Task objective: Every line that contains the word "center" should be copied out.

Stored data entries

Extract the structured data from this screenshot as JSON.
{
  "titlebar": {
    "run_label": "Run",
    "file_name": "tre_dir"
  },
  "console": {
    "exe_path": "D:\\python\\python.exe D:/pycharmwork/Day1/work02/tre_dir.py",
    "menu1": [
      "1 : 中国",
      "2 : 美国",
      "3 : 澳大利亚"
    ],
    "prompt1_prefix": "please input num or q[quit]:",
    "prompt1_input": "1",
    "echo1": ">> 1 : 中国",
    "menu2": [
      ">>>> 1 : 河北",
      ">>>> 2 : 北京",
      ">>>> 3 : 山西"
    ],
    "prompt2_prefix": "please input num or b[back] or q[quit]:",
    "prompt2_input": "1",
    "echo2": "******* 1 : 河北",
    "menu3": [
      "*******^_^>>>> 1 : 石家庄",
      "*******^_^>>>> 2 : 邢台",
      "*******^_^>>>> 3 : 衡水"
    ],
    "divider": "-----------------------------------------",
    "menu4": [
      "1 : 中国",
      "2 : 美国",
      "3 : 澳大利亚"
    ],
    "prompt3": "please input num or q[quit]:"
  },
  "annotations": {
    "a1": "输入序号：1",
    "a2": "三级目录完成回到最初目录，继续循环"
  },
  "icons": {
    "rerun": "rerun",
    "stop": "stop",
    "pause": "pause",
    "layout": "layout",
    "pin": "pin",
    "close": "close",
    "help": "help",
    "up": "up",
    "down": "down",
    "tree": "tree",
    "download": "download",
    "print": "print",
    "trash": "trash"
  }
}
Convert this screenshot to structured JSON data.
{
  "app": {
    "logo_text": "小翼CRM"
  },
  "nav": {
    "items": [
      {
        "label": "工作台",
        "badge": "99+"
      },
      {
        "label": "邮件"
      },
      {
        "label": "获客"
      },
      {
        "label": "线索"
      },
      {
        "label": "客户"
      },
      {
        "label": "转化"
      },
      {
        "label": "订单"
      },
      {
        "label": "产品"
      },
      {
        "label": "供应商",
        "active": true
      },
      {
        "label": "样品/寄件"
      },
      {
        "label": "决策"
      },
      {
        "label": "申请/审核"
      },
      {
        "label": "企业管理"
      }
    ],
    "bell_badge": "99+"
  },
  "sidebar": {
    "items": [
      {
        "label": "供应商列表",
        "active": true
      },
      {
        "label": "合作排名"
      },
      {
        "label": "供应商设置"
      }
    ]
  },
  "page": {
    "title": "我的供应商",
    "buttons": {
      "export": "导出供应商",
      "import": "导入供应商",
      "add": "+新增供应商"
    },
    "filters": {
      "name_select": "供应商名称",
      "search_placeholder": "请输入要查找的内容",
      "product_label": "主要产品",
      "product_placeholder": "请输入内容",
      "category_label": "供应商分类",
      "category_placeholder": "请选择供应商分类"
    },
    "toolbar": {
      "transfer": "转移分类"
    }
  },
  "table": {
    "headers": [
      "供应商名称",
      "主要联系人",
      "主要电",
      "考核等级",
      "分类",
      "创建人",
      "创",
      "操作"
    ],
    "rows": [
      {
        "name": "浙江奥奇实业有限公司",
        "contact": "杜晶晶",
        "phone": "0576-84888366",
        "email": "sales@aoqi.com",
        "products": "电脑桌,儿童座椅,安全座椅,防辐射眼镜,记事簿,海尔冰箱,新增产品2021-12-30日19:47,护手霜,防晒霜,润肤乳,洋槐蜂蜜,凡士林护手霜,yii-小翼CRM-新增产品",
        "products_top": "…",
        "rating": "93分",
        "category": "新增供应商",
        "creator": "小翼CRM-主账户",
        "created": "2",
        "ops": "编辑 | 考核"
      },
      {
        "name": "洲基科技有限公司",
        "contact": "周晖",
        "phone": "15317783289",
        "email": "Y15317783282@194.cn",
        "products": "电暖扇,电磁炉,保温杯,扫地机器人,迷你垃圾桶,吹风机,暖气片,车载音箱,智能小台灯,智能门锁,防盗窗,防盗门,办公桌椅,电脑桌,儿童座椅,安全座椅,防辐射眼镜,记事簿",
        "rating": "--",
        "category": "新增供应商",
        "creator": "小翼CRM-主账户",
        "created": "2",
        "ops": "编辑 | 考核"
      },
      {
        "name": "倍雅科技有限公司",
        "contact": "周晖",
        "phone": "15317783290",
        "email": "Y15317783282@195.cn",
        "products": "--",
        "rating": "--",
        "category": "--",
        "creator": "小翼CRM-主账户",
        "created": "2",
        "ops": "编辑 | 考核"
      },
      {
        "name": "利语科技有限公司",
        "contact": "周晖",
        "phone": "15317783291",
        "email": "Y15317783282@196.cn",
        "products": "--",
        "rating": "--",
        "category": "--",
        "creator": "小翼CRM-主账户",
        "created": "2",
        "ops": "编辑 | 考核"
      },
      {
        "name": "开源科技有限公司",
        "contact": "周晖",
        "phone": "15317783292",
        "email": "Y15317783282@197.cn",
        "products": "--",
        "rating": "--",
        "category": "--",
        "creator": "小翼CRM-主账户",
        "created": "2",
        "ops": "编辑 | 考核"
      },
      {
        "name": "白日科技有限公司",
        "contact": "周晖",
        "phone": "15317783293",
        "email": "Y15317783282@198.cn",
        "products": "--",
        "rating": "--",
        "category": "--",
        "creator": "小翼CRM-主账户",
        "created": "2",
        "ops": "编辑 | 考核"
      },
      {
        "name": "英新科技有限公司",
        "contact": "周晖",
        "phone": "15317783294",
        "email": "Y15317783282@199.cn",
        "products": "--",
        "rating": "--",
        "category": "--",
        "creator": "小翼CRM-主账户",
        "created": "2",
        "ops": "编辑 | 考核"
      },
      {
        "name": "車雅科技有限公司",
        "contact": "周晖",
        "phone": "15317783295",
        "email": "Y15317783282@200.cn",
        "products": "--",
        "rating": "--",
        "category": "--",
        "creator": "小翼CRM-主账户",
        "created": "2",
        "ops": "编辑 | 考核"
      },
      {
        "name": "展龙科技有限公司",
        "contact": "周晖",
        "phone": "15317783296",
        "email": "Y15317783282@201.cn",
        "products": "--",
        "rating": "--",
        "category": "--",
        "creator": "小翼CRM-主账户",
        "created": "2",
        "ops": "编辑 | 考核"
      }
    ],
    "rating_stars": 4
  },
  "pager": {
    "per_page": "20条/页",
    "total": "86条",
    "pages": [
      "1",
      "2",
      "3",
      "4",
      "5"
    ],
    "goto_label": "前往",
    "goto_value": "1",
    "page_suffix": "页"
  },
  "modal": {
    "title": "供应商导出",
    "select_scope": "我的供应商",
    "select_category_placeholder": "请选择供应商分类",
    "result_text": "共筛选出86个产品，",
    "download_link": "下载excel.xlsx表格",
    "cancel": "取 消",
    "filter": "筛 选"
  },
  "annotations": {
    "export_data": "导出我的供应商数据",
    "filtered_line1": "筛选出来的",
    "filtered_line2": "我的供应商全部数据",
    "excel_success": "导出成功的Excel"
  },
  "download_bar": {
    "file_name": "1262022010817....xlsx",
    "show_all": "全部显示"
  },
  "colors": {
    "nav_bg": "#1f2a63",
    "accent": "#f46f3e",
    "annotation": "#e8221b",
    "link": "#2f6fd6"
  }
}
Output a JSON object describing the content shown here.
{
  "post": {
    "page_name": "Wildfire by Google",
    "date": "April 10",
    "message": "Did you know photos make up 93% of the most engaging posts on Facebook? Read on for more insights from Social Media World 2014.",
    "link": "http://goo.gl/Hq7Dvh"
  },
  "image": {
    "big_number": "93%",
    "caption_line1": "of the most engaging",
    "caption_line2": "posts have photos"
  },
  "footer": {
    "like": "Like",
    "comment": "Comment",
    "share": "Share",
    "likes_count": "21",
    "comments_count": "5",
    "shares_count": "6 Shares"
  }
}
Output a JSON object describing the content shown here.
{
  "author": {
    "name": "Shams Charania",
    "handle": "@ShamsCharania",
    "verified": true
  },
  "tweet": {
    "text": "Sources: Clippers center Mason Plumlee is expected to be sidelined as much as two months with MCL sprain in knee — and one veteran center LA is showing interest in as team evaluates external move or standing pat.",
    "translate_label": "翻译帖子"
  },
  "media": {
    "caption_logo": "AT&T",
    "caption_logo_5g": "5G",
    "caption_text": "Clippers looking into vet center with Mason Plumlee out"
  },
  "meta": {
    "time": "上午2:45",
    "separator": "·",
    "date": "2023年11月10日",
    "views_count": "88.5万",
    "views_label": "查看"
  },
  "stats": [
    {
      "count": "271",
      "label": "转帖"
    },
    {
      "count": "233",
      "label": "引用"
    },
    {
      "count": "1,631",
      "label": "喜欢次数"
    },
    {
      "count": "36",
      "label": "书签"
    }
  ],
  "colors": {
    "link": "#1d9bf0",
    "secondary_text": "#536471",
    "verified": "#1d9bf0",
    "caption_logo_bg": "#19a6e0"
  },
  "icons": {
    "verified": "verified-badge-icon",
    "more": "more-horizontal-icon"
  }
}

Task output:
    "text": "Sources: Clippers center Mason Plumlee is expected to be sidelined as much as two months with MCL sprain in knee — and one veteran center LA is showing interest in as team evaluates external move or standing pat.",
    "caption_text": "Clippers looking into vet center with Mason Plumlee out"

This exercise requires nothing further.